*** Opening Source extract ***

Open PrathameshKesarkar opened 7 years ago
I'm curious as to what purpose you would use Build Variants/Product Flavors, if not to keep your Test Classes separate from your Production Classes, or swap out RxJava Schedulers based on whether you are running on the JVM or Android OS? These seem to me as primary Use Cases for these features in Gradle/Android Studio. Many repositories I've looked at from Developers much better than me or you also follow this convention.
I must ask, if not Build Variants, how would you go about keeping your Test sources separate from Production sources in absence of Build Flavors?
On your second point, I believe you are correct. However, I don't tend to use Logs for much at this point in my debugging process, and I like to remove them the moment they become useless (when I remember to anyways).
Thank you for the feedback.
I'm curious as to what purpose you would use Build Variants/Product Flavors, if not to keep your Test Classes separate from your Production Classes
You are right about having an Abstract Layer for Testing and mocking purpose. But you can have an implementation in your Debug built rather than pushing it on your production built. so rather than using creating class of Implservice use the abstract class and change it's implementation in test built to MockClass
Don't you think you need to switch to Build Flavor evertime you need to test your app .The problem with that is every time you need to add a feature to your presenter class you need to switch your variant and test that feature you need switch back to Production build. If you count the time you are waiting for a build finish its huge.
Also what I have gathered from internet is you only need to remove Logging from your app in your production build and keep logging in your Debug built with your current architecture it is not possible .Because there is not Implementation of AuthSource in Debug build.

*** Closing Source extract ***
*** Opening Information supplied ***

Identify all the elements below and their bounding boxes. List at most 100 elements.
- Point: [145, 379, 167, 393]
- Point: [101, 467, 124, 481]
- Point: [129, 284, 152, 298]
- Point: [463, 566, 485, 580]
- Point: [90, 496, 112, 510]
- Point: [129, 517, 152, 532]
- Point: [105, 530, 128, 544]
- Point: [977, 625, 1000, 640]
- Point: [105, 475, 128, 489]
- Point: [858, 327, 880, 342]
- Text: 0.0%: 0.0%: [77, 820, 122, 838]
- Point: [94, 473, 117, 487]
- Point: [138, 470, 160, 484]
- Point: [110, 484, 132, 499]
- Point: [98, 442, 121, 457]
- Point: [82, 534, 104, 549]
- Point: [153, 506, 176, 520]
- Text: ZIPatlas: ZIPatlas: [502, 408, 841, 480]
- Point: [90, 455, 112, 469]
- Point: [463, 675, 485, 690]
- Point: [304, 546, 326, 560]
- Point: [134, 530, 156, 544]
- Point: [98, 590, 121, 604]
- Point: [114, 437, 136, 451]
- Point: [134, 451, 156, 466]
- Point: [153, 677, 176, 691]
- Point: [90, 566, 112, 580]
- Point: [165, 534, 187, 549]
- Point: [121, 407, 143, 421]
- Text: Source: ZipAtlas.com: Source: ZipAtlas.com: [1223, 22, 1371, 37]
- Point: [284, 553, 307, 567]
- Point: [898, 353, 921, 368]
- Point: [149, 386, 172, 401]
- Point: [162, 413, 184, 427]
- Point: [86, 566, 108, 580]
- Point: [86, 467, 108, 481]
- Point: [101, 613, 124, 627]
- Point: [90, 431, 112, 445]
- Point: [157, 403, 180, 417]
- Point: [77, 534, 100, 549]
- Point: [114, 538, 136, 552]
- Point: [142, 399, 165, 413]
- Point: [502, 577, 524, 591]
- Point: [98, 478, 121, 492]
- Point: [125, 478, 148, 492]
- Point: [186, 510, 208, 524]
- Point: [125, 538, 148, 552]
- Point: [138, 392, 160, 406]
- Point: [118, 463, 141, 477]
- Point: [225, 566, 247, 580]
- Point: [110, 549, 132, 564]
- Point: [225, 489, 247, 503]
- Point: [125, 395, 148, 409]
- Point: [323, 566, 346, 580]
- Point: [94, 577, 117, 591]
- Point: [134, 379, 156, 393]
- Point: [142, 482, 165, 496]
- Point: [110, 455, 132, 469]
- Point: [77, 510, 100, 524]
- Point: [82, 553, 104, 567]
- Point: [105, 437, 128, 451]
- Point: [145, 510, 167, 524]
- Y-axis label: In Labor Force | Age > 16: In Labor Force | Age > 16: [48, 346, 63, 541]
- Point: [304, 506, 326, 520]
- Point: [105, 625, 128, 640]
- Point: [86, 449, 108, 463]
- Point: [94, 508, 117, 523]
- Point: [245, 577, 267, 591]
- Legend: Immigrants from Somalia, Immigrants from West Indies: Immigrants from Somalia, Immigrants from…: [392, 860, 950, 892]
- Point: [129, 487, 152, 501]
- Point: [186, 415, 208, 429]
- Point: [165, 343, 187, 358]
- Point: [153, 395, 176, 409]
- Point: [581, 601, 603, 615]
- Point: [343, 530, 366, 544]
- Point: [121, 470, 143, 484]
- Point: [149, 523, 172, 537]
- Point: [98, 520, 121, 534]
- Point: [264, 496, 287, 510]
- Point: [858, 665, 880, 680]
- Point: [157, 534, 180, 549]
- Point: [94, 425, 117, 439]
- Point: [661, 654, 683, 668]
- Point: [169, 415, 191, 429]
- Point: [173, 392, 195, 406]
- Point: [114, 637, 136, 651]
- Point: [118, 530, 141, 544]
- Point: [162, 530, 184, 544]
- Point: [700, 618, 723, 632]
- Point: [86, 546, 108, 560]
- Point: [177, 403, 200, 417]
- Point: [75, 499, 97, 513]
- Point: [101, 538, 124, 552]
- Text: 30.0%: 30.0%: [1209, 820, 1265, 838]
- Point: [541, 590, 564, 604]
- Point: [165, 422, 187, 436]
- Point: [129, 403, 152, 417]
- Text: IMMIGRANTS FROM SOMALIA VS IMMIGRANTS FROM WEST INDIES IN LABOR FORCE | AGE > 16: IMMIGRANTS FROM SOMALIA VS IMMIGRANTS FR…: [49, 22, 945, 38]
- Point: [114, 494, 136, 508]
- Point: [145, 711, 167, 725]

*** Closing Information supplied ***

Problem statement: Print the passage of the build-variants discussion exactly, starting with "Open PrathameshKesarkar opened" and going on through "for the feedback.".

Answer to the problem:
Open PrathameshKesarkar opened 7 years ago
I'm curious as to what purpose you would use Build Variants/Product Flavors, if not to keep your Test Classes separate from your Production Classes, or swap out RxJava Schedulers based on whether you are running on the JVM or Android OS? These seem to me as primary Use Cases for these features in Gradle/Android Studio. Many repositories I've looked at from Developers much better than me or you also follow this convention.
I must ask, if not Build Variants, how would you go about keeping your Test sources separate from Production sources in absence of Build Flavors?
On your second point, I believe you are correct. However, I don't tend to use Logs for much at this point in my debugging process, and I like to remove them the moment they become useless (when I remember to anyways).
Thank you for the feedback.